Short problem: Transcribe the records that follow, preserving every word.

Stored data entries
•••

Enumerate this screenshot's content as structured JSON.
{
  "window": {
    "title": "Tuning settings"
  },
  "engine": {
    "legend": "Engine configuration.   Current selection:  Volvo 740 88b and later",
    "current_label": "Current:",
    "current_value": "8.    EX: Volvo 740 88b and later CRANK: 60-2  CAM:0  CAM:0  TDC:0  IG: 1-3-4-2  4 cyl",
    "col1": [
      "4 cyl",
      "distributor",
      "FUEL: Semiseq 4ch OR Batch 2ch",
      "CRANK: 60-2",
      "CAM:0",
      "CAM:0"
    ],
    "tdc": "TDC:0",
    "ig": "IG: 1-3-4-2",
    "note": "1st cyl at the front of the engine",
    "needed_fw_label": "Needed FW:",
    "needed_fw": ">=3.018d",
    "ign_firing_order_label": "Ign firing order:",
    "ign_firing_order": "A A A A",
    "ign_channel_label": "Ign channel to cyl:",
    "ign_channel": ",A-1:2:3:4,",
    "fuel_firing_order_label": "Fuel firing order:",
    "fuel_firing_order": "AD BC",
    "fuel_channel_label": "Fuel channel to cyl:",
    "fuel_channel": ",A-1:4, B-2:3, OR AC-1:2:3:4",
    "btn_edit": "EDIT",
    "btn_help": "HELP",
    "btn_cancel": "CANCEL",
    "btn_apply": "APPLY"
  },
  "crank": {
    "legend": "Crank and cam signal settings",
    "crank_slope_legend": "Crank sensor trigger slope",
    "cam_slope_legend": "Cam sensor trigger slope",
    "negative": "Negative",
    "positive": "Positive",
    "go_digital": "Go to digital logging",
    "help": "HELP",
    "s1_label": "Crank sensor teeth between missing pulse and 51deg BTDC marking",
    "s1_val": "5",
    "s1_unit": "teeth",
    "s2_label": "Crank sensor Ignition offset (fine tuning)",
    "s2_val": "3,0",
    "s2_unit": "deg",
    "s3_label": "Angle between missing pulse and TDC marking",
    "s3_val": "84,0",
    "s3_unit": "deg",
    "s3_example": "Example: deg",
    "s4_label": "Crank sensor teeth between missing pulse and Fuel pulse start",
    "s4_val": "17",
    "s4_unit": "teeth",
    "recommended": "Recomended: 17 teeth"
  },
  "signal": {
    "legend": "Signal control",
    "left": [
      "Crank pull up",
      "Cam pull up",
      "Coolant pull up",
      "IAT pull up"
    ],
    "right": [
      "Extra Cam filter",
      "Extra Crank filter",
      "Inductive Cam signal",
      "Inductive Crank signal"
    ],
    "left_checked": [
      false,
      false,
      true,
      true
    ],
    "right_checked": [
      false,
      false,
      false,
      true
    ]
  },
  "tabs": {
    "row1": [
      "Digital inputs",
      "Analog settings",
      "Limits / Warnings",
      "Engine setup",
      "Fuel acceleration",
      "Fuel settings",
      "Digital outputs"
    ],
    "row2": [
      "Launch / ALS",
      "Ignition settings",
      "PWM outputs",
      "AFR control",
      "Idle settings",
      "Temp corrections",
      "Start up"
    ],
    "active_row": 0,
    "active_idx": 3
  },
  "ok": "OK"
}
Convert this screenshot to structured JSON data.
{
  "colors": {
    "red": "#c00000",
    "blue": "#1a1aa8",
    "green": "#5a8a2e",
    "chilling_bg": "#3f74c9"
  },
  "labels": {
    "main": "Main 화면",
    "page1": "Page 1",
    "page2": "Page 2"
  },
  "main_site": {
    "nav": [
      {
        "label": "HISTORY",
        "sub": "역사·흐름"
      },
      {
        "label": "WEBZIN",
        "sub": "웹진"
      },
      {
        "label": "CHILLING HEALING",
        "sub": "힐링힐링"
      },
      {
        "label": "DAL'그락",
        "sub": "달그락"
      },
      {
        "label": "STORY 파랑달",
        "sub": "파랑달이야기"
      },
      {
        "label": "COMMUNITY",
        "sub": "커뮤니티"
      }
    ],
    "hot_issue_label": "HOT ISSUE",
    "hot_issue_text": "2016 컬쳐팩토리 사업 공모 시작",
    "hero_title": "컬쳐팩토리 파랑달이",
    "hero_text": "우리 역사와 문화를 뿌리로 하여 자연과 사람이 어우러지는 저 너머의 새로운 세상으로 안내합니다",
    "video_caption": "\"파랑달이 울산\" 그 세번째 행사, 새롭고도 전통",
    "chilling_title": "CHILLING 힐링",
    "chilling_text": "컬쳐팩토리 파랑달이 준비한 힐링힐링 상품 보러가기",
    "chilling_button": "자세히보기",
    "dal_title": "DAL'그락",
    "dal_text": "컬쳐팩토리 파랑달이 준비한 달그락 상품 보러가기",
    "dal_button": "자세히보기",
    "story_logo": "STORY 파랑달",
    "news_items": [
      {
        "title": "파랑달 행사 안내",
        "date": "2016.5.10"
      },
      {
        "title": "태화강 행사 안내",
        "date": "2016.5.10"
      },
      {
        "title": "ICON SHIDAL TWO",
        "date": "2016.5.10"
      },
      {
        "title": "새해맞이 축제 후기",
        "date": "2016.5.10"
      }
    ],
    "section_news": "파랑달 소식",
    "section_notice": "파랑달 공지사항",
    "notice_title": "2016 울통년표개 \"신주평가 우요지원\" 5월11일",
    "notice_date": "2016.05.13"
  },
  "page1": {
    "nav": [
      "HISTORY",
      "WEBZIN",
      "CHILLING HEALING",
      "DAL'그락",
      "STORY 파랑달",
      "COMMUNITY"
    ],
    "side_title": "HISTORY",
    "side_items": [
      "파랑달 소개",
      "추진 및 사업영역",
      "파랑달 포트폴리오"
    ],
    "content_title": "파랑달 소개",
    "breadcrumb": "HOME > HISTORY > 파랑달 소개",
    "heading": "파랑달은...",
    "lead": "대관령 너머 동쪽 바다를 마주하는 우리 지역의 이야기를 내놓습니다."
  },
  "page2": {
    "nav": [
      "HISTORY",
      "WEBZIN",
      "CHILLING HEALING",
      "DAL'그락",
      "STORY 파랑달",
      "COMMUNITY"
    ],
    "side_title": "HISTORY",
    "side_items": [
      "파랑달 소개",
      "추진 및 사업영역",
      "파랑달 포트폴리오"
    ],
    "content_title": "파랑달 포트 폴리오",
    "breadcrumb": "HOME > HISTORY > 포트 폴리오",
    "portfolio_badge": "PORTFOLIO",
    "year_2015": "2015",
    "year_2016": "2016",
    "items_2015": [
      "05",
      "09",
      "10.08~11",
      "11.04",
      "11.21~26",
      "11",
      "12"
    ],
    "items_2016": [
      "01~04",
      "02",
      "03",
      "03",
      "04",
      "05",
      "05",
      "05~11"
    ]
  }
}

•••

Final answer:
Enumerate this screenshot's content as structured JSON.
{
  "window": {
    "title": "Tuning settings"
  },
  "engine": {
    "legend": "Engine configuration.   Current selection:  Volvo 740 88b and later",
    "current_label": "Current:",
    "current_value": "8.    EX: Volvo 740 88b and later CRANK: 60-2  CAM:0  CAM:0  TDC:0  IG: 1-3-4-2  4 cyl",
    "col1": [
      "4 cyl",
      "distributor",
      "FUEL: Semiseq 4ch OR Batch 2ch",
      "CRANK: 60-2",
      "CAM:0",
      "CAM:0"
    ],
    "tdc": "TDC:0",
    "ig": "IG: 1-3-4-2",
    "note": "1st cyl at the front of the engine",
    "needed_fw_label": "Needed FW:",
    "needed_fw": ">=3.018d",
    "ign_firing_order_label": "Ign firing order:",
    "ign_firing_order": "A A A A",
    "ign_channel_label": "Ign channel to cyl:",
    "ign_channel": ",A-1:2:3:4,",
    "fuel_firing_order_label": "Fuel firing order:",
    "fuel_firing_order": "AD BC",
    "fuel_channel_label": "Fuel channel to cyl:",
    "fuel_channel": ",A-1:4, B-2:3, OR AC-1:2:3:4",
    "btn_edit": "EDIT",
    "btn_help": "HELP",
    "btn_cancel": "CANCEL",
    "btn_apply": "APPLY"
  },
  "crank": {
    "legend": "Crank and cam signal settings",
    "crank_slope_legend": "Crank sensor trigger slope",
    "cam_slope_legend": "Cam sensor trigger slope",
    "negative": "Negative",
    "positive": "Positive",
    "go_digital": "Go to digital logging",
    "help": "HELP",
    "s1_label": "Crank sensor teeth between missing pulse and 51deg BTDC marking",
    "s1_val": "5",
    "s1_unit": "teeth",
    "s2_label": "Crank sensor Ignition offset (fine tuning)",
    "s2_val": "3,0",
    "s2_unit": "deg",
    "s3_label": "Angle between missing pulse and TDC marking",
    "s3_val": "84,0",
    "s3_unit": "deg",
    "s3_example": "Example: deg",
    "s4_label": "Crank sensor teeth between missing pulse and Fuel pulse start",
    "s4_val": "17",
    "s4_unit": "teeth",
    "recommended": "Recomended: 17 teeth"
  },
  "signal": {
    "legend": "Signal control",
    "left": [
      "Crank pull up",
      "Cam pull up",
      "Coolant pull up",
      "IAT pull up"
    ],
    "right": [
      "Extra Cam filter",
      "Extra Crank filter",
      "Inductive Cam signal",
      "Inductive Crank signal"
    ],
    "left_checked": [
      false,
      false,
      true,
      true
    ],
    "right_checked": [
      false,
      false,
      false,
      true
    ]
  },
  "tabs": {
    "row1": [
      "Digital inputs",
      "Analog settings",
      "Limits / Warnings",
      "Engine setup",
      "Fuel acceleration",
      "Fuel settings",
      "Digital outputs"
    ],
    "row2": [
      "Launch / ALS",
      "Ignition settings",
      "PWM outputs",
      "AFR control",
      "Idle settings",
      "Temp corrections",
      "Start up"
    ],
    "active_row": 0,
    "active_idx": 3
  },
  "ok": "OK"
}
Convert this screenshot to structured JSON data.
{
  "colors": {
    "red": "#c00000",
    "blue": "#1a1aa8",
    "green": "#5a8a2e",
    "chilling_bg": "#3f74c9"
  },
  "labels": {
    "main": "Main 화면",
    "page1": "Page 1",
    "page2": "Page 2"
  },
  "main_site": {
    "nav": [
      {
        "label": "HISTORY",
        "sub": "역사·흐름"
      },
      {
        "label": "WEBZIN",
        "sub": "웹진"
      },
      {
        "label": "CHILLING HEALING",
        "sub": "힐링힐링"
      },
      {
        "label": "DAL'그락",
        "sub": "달그락"
      },
      {
        "label": "STORY 파랑달",
        "sub": "파랑달이야기"
      },
      {
        "label": "COMMUNITY",
        "sub": "커뮤니티"
      }
    ],
    "hot_issue_label": "HOT ISSUE",
    "hot_issue_text": "2016 컬쳐팩토리 사업 공모 시작",
    "hero_title": "컬쳐팩토리 파랑달이",
    "hero_text": "우리 역사와 문화를 뿌리로 하여 자연과 사람이 어우러지는 저 너머의 새로운 세상으로 안내합니다",
    "video_caption": "\"파랑달이 울산\" 그 세번째 행사, 새롭고도 전통",
    "chilling_title": "CHILLING 힐링",
    "chilling_text": "컬쳐팩토리 파랑달이 준비한 힐링힐링 상품 보러가기",
    "chilling_button": "자세히보기",
    "dal_title": "DAL'그락",
    "dal_text": "컬쳐팩토리 파랑달이 준비한 달그락 상품 보러가기",
    "dal_button": "자세히보기",
    "story_logo": "STORY 파랑달",
    "news_items": [
      {
        "title": "파랑달 행사 안내",
        "date": "2016.5.10"
      },
      {
        "title": "태화강 행사 안내",
        "date": "2016.5.10"
      },
      {
        "title": "ICON SHIDAL TWO",
        "date": "2016.5.10"
      },
      {
        "title": "새해맞이 축제 후기",
        "date": "2016.5.10"
      }
    ],
    "section_news": "파랑달 소식",
    "section_notice": "파랑달 공지사항",
    "notice_title": "2016 울통년표개 \"신주평가 우요지원\" 5월11일",
    "notice_date": "2016.05.13"
  },
  "page1": {
    "nav": [
      "HISTORY",
      "WEBZIN",
      "CHILLING HEALING",
      "DAL'그락",
      "STORY 파랑달",
      "COMMUNITY"
    ],
    "side_title": "HISTORY",
    "side_items": [
      "파랑달 소개",
      "추진 및 사업영역",
      "파랑달 포트폴리오"
    ],
    "content_title": "파랑달 소개",
    "breadcrumb": "HOME > HISTORY > 파랑달 소개",
    "heading": "파랑달은...",
    "lead": "대관령 너머 동쪽 바다를 마주하는 우리 지역의 이야기를 내놓습니다."
  },
  "page2": {
    "nav": [
      "HISTORY",
      "WEBZIN",
      "CHILLING HEALING",
      "DAL'그락",
      "STORY 파랑달",
      "COMMUNITY"
    ],
    "side_title": "HISTORY",
    "side_items": [
      "파랑달 소개",
      "추진 및 사업영역",
      "파랑달 포트폴리오"
    ],
    "content_title": "파랑달 포트 폴리오",
    "breadcrumb": "HOME > HISTORY > 포트 폴리오",
    "portfolio_badge": "PORTFOLIO",
    "year_2015": "2015",
    "year_2016": "2016",
    "items_2015": [
      "05",
      "09",
      "10.08~11",
      "11.04",
      "11.21~26",
      "11",
      "12"
    ],
    "items_2016": [
      "01~04",
      "02",
      "03",
      "03",
      "04",
      "05",
      "05",
      "05~11"
    ]
  }
}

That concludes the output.